— begin Items —
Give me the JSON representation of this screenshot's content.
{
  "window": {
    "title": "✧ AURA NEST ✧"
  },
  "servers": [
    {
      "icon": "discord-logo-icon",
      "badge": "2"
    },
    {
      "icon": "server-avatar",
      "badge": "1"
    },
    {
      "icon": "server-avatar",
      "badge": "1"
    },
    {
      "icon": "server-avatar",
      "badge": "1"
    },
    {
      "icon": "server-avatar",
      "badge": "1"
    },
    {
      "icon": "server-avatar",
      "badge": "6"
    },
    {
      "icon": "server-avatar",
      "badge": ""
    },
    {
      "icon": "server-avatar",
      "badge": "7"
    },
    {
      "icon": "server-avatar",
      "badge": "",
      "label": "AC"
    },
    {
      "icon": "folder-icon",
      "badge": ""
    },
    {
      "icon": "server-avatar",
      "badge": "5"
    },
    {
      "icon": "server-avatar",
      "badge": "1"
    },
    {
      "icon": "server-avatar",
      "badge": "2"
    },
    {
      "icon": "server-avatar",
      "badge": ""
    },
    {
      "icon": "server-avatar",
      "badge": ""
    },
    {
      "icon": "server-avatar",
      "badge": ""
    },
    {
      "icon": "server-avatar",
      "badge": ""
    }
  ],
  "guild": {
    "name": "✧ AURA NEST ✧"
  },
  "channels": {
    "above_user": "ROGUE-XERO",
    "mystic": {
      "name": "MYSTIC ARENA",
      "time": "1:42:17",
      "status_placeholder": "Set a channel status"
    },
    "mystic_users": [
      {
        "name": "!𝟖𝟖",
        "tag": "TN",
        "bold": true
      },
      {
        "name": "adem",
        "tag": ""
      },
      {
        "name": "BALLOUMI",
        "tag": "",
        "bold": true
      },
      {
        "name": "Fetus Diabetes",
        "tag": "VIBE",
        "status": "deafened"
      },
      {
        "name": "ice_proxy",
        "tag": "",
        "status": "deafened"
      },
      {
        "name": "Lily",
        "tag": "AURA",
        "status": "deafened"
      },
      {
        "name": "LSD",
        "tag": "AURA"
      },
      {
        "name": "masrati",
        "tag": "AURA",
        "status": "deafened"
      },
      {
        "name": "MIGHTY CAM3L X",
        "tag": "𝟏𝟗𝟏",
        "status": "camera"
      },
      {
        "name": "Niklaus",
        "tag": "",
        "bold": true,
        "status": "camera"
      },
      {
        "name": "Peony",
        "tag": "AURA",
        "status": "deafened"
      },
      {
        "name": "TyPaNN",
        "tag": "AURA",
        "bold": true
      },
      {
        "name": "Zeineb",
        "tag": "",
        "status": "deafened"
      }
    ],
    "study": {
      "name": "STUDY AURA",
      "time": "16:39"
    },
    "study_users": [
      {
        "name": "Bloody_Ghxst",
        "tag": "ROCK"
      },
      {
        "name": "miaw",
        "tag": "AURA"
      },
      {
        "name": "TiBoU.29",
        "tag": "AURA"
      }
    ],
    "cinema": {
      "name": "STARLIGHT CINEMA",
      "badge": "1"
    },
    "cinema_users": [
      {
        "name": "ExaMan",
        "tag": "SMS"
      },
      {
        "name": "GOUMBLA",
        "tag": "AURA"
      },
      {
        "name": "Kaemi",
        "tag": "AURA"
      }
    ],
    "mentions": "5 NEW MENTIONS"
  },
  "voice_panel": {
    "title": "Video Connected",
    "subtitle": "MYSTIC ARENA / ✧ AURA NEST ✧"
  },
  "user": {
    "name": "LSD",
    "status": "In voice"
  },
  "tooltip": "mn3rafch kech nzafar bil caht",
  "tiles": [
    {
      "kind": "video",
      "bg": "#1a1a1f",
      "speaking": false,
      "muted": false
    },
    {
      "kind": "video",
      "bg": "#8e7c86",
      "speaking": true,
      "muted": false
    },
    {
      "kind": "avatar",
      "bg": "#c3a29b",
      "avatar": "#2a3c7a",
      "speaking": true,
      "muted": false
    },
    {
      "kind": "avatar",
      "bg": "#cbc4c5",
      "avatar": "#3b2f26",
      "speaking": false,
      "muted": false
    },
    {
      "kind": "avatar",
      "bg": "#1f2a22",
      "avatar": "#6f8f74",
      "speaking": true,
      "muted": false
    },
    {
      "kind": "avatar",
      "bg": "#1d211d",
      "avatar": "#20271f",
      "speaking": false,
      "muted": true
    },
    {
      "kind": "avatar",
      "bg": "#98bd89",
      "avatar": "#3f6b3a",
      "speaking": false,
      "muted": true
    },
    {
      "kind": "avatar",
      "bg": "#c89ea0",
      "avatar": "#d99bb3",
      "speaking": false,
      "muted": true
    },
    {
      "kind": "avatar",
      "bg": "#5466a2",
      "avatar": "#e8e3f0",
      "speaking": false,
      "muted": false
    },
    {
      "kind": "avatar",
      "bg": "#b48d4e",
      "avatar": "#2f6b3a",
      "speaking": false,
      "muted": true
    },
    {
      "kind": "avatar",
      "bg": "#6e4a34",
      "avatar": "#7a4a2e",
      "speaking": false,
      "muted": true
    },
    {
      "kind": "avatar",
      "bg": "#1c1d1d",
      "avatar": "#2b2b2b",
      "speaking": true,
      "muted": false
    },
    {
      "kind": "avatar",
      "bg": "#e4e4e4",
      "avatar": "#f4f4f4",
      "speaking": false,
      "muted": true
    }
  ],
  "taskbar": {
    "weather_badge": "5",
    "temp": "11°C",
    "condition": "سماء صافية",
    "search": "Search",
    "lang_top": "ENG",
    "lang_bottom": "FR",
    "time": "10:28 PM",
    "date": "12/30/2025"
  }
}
— end Items —
Short task ::
Identify each line holding the string "NEST", and copy it out.

Solution for this problem ::
    "title": "✧ AURA NEST ✧"
    "name": "✧ AURA NEST ✧"
    "subtitle": "MYSTIC ARENA / ✧ AURA NEST ✧"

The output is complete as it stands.